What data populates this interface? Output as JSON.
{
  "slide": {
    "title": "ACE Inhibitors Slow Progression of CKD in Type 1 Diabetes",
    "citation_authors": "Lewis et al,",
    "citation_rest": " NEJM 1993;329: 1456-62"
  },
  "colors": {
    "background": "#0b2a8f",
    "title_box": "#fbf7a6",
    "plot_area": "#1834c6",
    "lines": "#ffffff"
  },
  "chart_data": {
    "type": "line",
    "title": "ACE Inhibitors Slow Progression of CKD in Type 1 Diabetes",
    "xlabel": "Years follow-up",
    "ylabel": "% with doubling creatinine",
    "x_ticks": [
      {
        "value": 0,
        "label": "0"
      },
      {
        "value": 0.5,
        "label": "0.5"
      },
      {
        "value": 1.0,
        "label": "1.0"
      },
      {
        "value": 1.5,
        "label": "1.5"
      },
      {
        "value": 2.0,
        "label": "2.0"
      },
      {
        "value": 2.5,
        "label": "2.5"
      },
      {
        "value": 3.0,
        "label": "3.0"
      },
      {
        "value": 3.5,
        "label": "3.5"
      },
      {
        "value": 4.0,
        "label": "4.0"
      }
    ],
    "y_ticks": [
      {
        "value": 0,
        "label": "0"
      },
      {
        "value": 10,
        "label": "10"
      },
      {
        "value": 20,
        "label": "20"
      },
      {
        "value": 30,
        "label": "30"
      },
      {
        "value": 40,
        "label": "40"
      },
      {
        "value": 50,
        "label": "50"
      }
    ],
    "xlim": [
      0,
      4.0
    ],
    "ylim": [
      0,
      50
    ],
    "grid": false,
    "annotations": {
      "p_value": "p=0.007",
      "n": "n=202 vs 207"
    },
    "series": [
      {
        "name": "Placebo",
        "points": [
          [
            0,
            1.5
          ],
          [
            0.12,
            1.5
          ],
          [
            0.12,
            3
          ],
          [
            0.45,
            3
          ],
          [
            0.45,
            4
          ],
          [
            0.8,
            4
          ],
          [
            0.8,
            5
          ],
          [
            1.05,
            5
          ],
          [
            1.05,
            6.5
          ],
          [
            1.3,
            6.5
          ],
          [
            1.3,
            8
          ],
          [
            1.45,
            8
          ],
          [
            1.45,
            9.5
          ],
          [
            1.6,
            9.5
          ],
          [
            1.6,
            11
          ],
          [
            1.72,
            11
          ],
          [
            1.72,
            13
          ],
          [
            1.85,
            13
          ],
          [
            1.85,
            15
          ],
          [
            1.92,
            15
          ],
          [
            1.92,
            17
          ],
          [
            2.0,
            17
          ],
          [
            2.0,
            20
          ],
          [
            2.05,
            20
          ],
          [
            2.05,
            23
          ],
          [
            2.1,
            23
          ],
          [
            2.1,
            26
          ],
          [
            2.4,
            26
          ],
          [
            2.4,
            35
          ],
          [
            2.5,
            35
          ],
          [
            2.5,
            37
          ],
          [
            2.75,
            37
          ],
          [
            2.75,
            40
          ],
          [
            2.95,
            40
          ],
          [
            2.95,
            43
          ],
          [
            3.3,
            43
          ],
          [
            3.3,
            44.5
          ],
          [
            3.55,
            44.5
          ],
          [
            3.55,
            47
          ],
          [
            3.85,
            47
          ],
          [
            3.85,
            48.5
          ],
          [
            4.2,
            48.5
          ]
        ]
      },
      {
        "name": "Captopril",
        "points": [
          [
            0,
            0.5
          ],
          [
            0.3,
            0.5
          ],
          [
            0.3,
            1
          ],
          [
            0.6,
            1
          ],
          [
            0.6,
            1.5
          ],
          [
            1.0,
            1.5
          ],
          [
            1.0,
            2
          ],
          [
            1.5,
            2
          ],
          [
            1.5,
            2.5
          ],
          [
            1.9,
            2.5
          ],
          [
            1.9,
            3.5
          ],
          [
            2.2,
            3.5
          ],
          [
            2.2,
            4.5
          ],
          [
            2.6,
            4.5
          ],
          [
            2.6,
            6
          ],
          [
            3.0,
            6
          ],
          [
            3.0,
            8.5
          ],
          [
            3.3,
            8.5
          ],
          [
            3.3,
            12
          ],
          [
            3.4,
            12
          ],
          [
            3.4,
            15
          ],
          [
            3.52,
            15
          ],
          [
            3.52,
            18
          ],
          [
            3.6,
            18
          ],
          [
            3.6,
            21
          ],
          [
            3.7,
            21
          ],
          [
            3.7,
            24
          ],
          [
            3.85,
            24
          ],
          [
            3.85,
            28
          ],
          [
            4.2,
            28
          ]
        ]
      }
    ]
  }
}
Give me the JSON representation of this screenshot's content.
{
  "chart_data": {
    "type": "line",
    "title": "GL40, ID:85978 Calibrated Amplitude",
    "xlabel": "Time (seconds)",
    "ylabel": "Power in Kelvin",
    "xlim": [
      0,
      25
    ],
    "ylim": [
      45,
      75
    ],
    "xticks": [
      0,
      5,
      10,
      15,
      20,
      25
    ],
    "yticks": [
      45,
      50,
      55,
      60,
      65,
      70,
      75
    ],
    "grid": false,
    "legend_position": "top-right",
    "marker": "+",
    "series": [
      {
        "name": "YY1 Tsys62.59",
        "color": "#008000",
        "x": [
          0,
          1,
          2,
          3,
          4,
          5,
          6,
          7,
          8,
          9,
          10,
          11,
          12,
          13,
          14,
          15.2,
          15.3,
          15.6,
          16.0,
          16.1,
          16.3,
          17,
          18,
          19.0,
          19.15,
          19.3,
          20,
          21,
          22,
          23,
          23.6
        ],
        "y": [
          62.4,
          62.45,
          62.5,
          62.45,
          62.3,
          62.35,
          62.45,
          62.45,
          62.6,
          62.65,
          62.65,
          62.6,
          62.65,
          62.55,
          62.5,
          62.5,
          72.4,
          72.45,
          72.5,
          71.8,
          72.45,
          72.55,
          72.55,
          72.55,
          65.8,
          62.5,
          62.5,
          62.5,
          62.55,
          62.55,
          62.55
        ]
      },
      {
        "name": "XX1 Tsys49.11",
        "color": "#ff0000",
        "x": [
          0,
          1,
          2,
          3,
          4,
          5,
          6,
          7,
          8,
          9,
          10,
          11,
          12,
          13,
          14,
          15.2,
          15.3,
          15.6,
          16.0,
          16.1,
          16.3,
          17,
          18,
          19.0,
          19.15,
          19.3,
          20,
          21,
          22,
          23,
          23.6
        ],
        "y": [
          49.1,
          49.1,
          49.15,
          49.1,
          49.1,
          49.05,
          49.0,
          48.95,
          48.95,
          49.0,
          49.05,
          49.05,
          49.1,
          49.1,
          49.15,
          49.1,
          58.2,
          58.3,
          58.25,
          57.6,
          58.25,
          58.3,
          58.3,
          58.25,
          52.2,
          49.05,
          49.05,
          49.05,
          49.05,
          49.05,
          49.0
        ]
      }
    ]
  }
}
● ● ● ●
Extract every record and return it verbatim.

» COMPLETE RESPONSE
What data populates this interface? Output as JSON.
{
  "slide": {
    "title": "ACE Inhibitors Slow Progression of CKD in Type 1 Diabetes",
    "citation_authors": "Lewis et al,",
    "citation_rest": " NEJM 1993;329: 1456-62"
  },
  "colors": {
    "background": "#0b2a8f",
    "title_box": "#fbf7a6",
    "plot_area": "#1834c6",
    "lines": "#ffffff"
  },
  "chart_data": {
    "type": "line",
    "title": "ACE Inhibitors Slow Progression of CKD in Type 1 Diabetes",
    "xlabel": "Years follow-up",
    "ylabel": "% with doubling creatinine",
    "x_ticks": [
      {
        "value": 0,
        "label": "0"
      },
      {
        "value": 0.5,
        "label": "0.5"
      },
      {
        "value": 1.0,
        "label": "1.0"
      },
      {
        "value": 1.5,
        "label": "1.5"
      },
      {
        "value": 2.0,
        "label": "2.0"
      },
      {
        "value": 2.5,
        "label": "2.5"
      },
      {
        "value": 3.0,
        "label": "3.0"
      },
      {
        "value": 3.5,
        "label": "3.5"
      },
      {
        "value": 4.0,
        "label": "4.0"
      }
    ],
    "y_ticks": [
      {
        "value": 0,
        "label": "0"
      },
      {
        "value": 10,
        "label": "10"
      },
      {
        "value": 20,
        "label": "20"
      },
      {
        "value": 30,
        "label": "30"
      },
      {
        "value": 40,
        "label": "40"
      },
      {
        "value": 50,
        "label": "50"
      }
    ],
    "xlim": [
      0,
      4.0
    ],
    "ylim": [
      0,
      50
    ],
    "grid": false,
    "annotations": {
      "p_value": "p=0.007",
      "n": "n=202 vs 207"
    },
    "series": [
      {
        "name": "Placebo",
        "points": [
          [
            0,
            1.5
          ],
          [
            0.12,
            1.5
          ],
          [
            0.12,
            3
          ],
          [
            0.45,
            3
          ],
          [
            0.45,
            4
          ],
          [
            0.8,
            4
          ],
          [
            0.8,
            5
          ],
          [
            1.05,
            5
          ],
          [
            1.05,
            6.5
          ],
          [
            1.3,
            6.5
          ],
          [
            1.3,
            8
          ],
          [
            1.45,
            8
          ],
          [
            1.45,
            9.5
          ],
          [
            1.6,
            9.5
          ],
          [
            1.6,
            11
          ],
          [
            1.72,
            11
          ],
          [
            1.72,
            13
          ],
          [
            1.85,
            13
          ],
          [
            1.85,
            15
          ],
          [
            1.92,
            15
          ],
          [
            1.92,
            17
          ],
          [
            2.0,
            17
          ],
          [
            2.0,
            20
          ],
          [
            2.05,
            20
          ],
          [
            2.05,
            23
          ],
          [
            2.1,
            23
          ],
          [
            2.1,
            26
          ],
          [
            2.4,
            26
          ],
          [
            2.4,
            35
          ],
          [
            2.5,
            35
          ],
          [
            2.5,
            37
          ],
          [
            2.75,
            37
          ],
          [
            2.75,
            40
          ],
          [
            2.95,
            40
          ],
          [
            2.95,
            43
          ],
          [
            3.3,
            43
          ],
          [
            3.3,
            44.5
          ],
          [
            3.55,
            44.5
          ],
          [
            3.55,
            47
          ],
          [
            3.85,
            47
          ],
          [
            3.85,
            48.5
          ],
          [
            4.2,
            48.5
          ]
        ]
      },
      {
        "name": "Captopril",
        "points": [
          [
            0,
            0.5
          ],
          [
            0.3,
            0.5
          ],
          [
            0.3,
            1
          ],
          [
            0.6,
            1
          ],
          [
            0.6,
            1.5
          ],
          [
            1.0,
            1.5
          ],
          [
            1.0,
            2
          ],
          [
            1.5,
            2
          ],
          [
            1.5,
            2.5
          ],
          [
            1.9,
            2.5
          ],
          [
            1.9,
            3.5
          ],
          [
            2.2,
            3.5
          ],
          [
            2.2,
            4.5
          ],
          [
            2.6,
            4.5
          ],
          [
            2.6,
            6
          ],
          [
            3.0,
            6
          ],
          [
            3.0,
            8.5
          ],
          [
            3.3,
            8.5
          ],
          [
            3.3,
            12
          ],
          [
            3.4,
            12
          ],
          [
            3.4,
            15
          ],
          [
            3.52,
            15
          ],
          [
            3.52,
            18
          ],
          [
            3.6,
            18
          ],
          [
            3.6,
            21
          ],
          [
            3.7,
            21
          ],
          [
            3.7,
            24
          ],
          [
            3.85,
            24
          ],
          [
            3.85,
            28
          ],
          [
            4.2,
            28
          ]
        ]
      }
    ]
  }
}
Give me the JSON representation of this screenshot's content.
{
  "chart_data": {
    "type": "line",
    "title": "GL40, ID:85978 Calibrated Amplitude",
    "xlabel": "Time (seconds)",
    "ylabel": "Power in Kelvin",
    "xlim": [
      0,
      25
    ],
    "ylim": [
      45,
      75
    ],
    "xticks": [
      0,
      5,
      10,
      15,
      20,
      25
    ],
    "yticks": [
      45,
      50,
      55,
      60,
      65,
      70,
      75
    ],
    "grid": false,
    "legend_position": "top-right",
    "marker": "+",
    "series": [
      {
        "name": "YY1 Tsys62.59",
        "color": "#008000",
        "x": [
          0,
          1,
          2,
          3,
          4,
          5,
          6,
          7,
          8,
          9,
          10,
          11,
          12,
          13,
          14,
          15.2,
          15.3,
          15.6,
          16.0,
          16.1,
          16.3,
          17,
          18,
          19.0,
          19.15,
          19.3,
          20,
          21,
          22,
          23,
          23.6
        ],
        "y": [
          62.4,
          62.45,
          62.5,
          62.45,
          62.3,
          62.35,
          62.45,
          62.45,
          62.6,
          62.65,
          62.65,
          62.6,
          62.65,
          62.55,
          62.5,
          62.5,
          72.4,
          72.45,
          72.5,
          71.8,
          72.45,
          72.55,
          72.55,
          72.55,
          65.8,
          62.5,
          62.5,
          62.5,
          62.55,
          62.55,
          62.55
        ]
      },
      {
        "name": "XX1 Tsys49.11",
        "color": "#ff0000",
        "x": [
          0,
          1,
          2,
          3,
          4,
          5,
          6,
          7,
          8,
          9,
          10,
          11,
          12,
          13,
          14,
          15.2,
          15.3,
          15.6,
          16.0,
          16.1,
          16.3,
          17,
          18,
          19.0,
          19.15,
          19.3,
          20,
          21,
          22,
          23,
          23.6
        ],
        "y": [
          49.1,
          49.1,
          49.15,
          49.1,
          49.1,
          49.05,
          49.0,
          48.95,
          48.95,
          49.0,
          49.05,
          49.05,
          49.1,
          49.1,
          49.15,
          49.1,
          58.2,
          58.3,
          58.25,
          57.6,
          58.25,
          58.3,
          58.3,
          58.25,
          52.2,
          49.05,
          49.05,
          49.05,
          49.05,
          49.05,
          49.0
        ]
      }
    ]
  }
}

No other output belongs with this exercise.